What this task involves: List each line of the data that holds the string "chemical", please.
++++++++
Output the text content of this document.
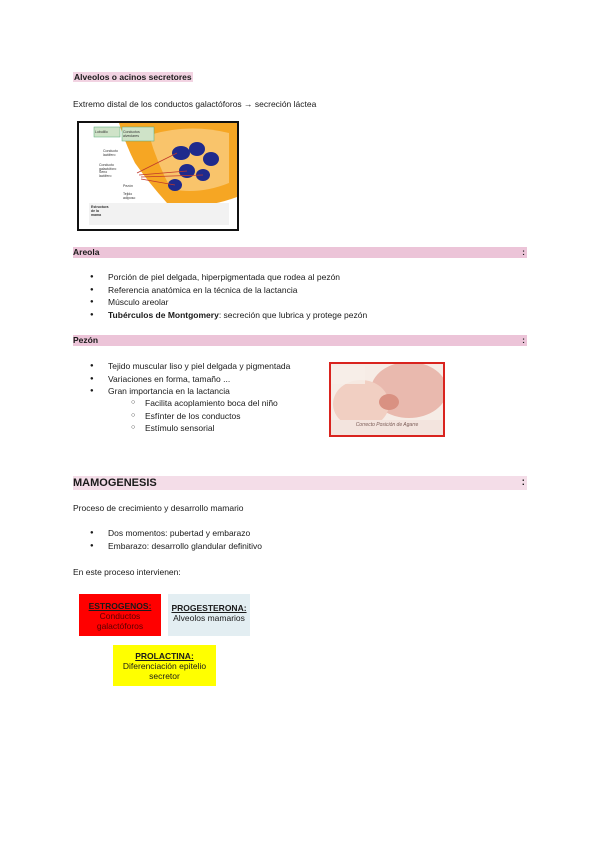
Alveolos o acinos secretores
Extremo distal de los conductos galactóforos → secreción láctea
Lobulillo	Conductos alveolares
Conducto lactífero
Conducto galactóforo
Seno lactífero
Pezón
Tejido adiposo
Estructura de la mama
Areola	:
● Porción de piel delgada, hiperpigmentada que rodea al pezón
● Referencia anatómica en la técnica de la lactancia
● Músculo areolar
● Tubérculos de Montgomery: secreción que lubrica y protege pezón
Pezón	:
● Tejido muscular liso y piel delgada y pigmentada
● Variaciones en forma, tamaño ...
● Gran importancia en la lactancia
○ Facilita acoplamiento boca del niño
○ Esfínter de los conductos
○ Estímulo sensorial	Correcto Posición de Agarre
MAMOGENESIS	:
Proceso de crecimiento y desarrollo mamario
● Dos momentos: pubertad y embarazo
● Embarazo: desarrollo glandular definitivo
En este proceso intervienen:
ESTROGENOS:
Conductos galactóforos
PROGESTERONA:
Alveolos mamarios
PROLACTINA:
Diferenciación epitelio secretor
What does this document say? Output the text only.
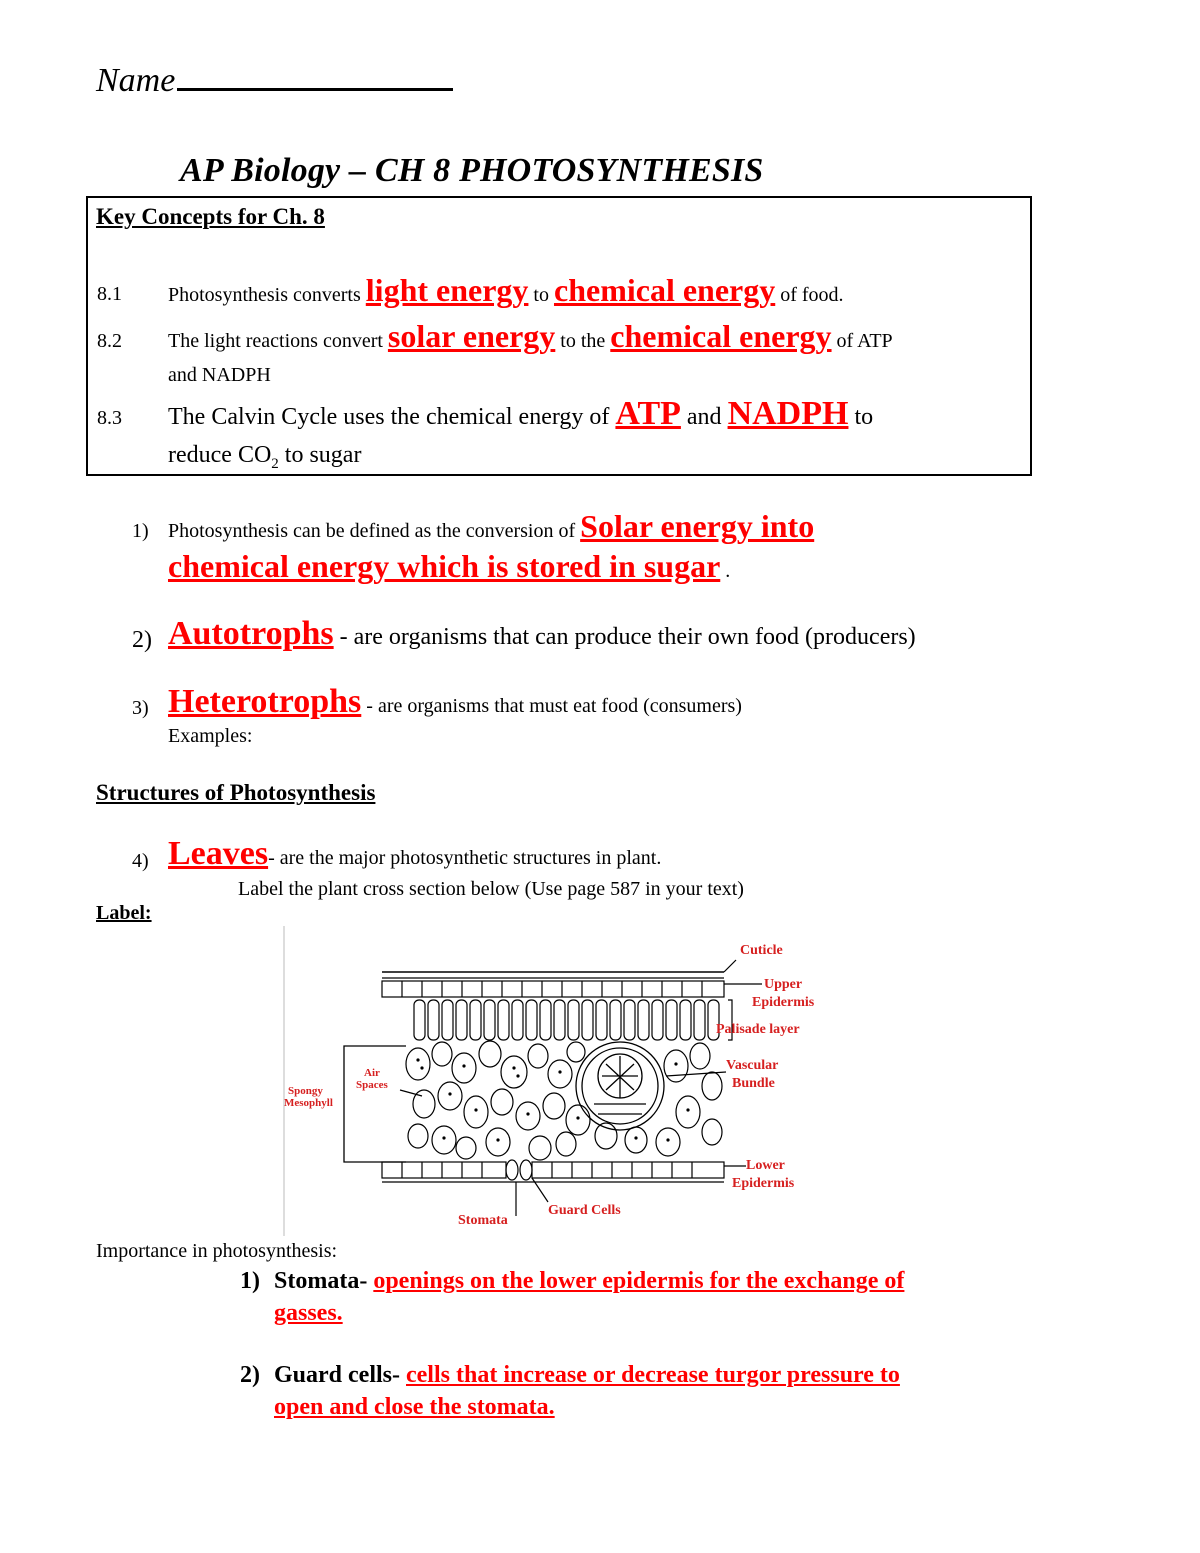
Name
AP Biology – CH 8 PHOTOSYNTHESIS
Key Concepts for Ch. 8
8.1 Photosynthesis converts light energy to chemical energy of food.
8.2 The light reactions convert solar energy to the chemical energy of ATP
and NADPH
8.3 The Calvin Cycle uses the chemical energy of ATP and NADPH to
reduce $CO_2$ to sugar
1) Photosynthesis can be defined as the conversion of Solar energy into
chemical energy which is stored in sugar .
2) Autotrophs - are organisms that can produce their own food (producers)
3) Heterotrophs - are organisms that must eat food (consumers)
Examples:
Structures of Photosynthesis
4) Leaves- are the major photosynthetic structures in plant.
Label the plant cross section below (Use page 587 in your text)
Label:
Cuticle
Upper
Epidermis
Palisade layer
Vascular
Bundle
Lower
Epidermis
Guard Cells
Stomata
Air
Spaces
Spongy
Mesophyll
Importance in photosynthesis:
1) Stomata- openings on the lower epidermis for the exchange of
gasses.
2) Guard cells- cells that increase or decrease turgor pressure to
open and close the stomata.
++++++++
Your solution:
8.1 Photosynthesis converts light energy to chemical energy of food.
8.2 The light reactions convert solar energy to the chemical energy of ATP
8.3 The Calvin Cycle uses the chemical energy of ATP and NADPH to
chemical energy which is stored in sugar .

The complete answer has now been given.